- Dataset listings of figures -
--- BEGIN ---
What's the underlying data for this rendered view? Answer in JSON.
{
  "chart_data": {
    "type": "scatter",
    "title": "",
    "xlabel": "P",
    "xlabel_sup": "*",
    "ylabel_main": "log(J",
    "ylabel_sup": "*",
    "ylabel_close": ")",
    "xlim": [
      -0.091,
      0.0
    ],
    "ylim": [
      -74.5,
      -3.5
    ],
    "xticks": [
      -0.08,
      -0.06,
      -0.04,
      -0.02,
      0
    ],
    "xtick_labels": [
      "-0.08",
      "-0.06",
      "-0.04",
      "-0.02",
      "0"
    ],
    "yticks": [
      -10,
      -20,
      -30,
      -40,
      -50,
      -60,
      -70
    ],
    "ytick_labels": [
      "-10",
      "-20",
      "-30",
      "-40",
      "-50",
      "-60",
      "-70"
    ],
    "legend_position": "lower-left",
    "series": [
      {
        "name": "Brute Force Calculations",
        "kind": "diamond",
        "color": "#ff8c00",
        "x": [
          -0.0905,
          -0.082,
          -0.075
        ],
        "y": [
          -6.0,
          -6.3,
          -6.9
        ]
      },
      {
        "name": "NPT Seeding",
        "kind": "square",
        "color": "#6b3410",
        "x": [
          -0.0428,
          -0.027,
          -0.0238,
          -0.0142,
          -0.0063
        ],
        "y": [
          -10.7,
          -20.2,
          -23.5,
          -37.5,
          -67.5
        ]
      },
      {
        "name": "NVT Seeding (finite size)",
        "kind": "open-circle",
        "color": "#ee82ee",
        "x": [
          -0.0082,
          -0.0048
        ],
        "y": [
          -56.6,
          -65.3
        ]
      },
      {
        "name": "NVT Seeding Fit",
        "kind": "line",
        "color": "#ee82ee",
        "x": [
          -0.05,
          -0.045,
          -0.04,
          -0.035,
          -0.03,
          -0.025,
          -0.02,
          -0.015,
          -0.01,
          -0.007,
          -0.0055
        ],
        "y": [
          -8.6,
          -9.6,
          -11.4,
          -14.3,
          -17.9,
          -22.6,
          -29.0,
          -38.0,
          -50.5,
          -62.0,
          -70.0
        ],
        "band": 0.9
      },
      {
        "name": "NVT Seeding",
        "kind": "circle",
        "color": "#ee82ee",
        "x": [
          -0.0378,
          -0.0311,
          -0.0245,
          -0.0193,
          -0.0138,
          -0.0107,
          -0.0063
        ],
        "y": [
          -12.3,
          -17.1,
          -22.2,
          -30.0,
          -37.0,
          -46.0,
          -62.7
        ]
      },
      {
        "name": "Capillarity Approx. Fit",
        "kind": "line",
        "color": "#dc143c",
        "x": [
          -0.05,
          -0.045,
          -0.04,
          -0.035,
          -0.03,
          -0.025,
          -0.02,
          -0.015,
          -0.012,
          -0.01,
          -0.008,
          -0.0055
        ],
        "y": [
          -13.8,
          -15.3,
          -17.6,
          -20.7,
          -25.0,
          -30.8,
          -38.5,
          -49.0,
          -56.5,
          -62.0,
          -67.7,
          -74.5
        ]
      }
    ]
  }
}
--- END ---
Please repeat the listing exactly, with nothing left out.

- EXERCISE RESULT -
What's the underlying data for this rendered view? Answer in JSON.
{
  "chart_data": {
    "type": "scatter",
    "title": "",
    "xlabel": "P",
    "xlabel_sup": "*",
    "ylabel_main": "log(J",
    "ylabel_sup": "*",
    "ylabel_close": ")",
    "xlim": [
      -0.091,
      0.0
    ],
    "ylim": [
      -74.5,
      -3.5
    ],
    "xticks": [
      -0.08,
      -0.06,
      -0.04,
      -0.02,
      0
    ],
    "xtick_labels": [
      "-0.08",
      "-0.06",
      "-0.04",
      "-0.02",
      "0"
    ],
    "yticks": [
      -10,
      -20,
      -30,
      -40,
      -50,
      -60,
      -70
    ],
    "ytick_labels": [
      "-10",
      "-20",
      "-30",
      "-40",
      "-50",
      "-60",
      "-70"
    ],
    "legend_position": "lower-left",
    "series": [
      {
        "name": "Brute Force Calculations",
        "kind": "diamond",
        "color": "#ff8c00",
        "x": [
          -0.0905,
          -0.082,
          -0.075
        ],
        "y": [
          -6.0,
          -6.3,
          -6.9
        ]
      },
      {
        "name": "NPT Seeding",
        "kind": "square",
        "color": "#6b3410",
        "x": [
          -0.0428,
          -0.027,
          -0.0238,
          -0.0142,
          -0.0063
        ],
        "y": [
          -10.7,
          -20.2,
          -23.5,
          -37.5,
          -67.5
        ]
      },
      {
        "name": "NVT Seeding (finite size)",
        "kind": "open-circle",
        "color": "#ee82ee",
        "x": [
          -0.0082,
          -0.0048
        ],
        "y": [
          -56.6,
          -65.3
        ]
      },
      {
        "name": "NVT Seeding Fit",
        "kind": "line",
        "color": "#ee82ee",
        "x": [
          -0.05,
          -0.045,
          -0.04,
          -0.035,
          -0.03,
          -0.025,
          -0.02,
          -0.015,
          -0.01,
          -0.007,
          -0.0055
        ],
        "y": [
          -8.6,
          -9.6,
          -11.4,
          -14.3,
          -17.9,
          -22.6,
          -29.0,
          -38.0,
          -50.5,
          -62.0,
          -70.0
        ],
        "band": 0.9
      },
      {
        "name": "NVT Seeding",
        "kind": "circle",
        "color": "#ee82ee",
        "x": [
          -0.0378,
          -0.0311,
          -0.0245,
          -0.0193,
          -0.0138,
          -0.0107,
          -0.0063
        ],
        "y": [
          -12.3,
          -17.1,
          -22.2,
          -30.0,
          -37.0,
          -46.0,
          -62.7
        ]
      },
      {
        "name": "Capillarity Approx. Fit",
        "kind": "line",
        "color": "#dc143c",
        "x": [
          -0.05,
          -0.045,
          -0.04,
          -0.035,
          -0.03,
          -0.025,
          -0.02,
          -0.015,
          -0.012,
          -0.01,
          -0.008,
          -0.0055
        ],
        "y": [
          -13.8,
          -15.3,
          -17.6,
          -20.7,
          -25.0,
          -30.8,
          -38.5,
          -49.0,
          -56.5,
          -62.0,
          -67.7,
          -74.5
        ]
      }
    ]
  }
}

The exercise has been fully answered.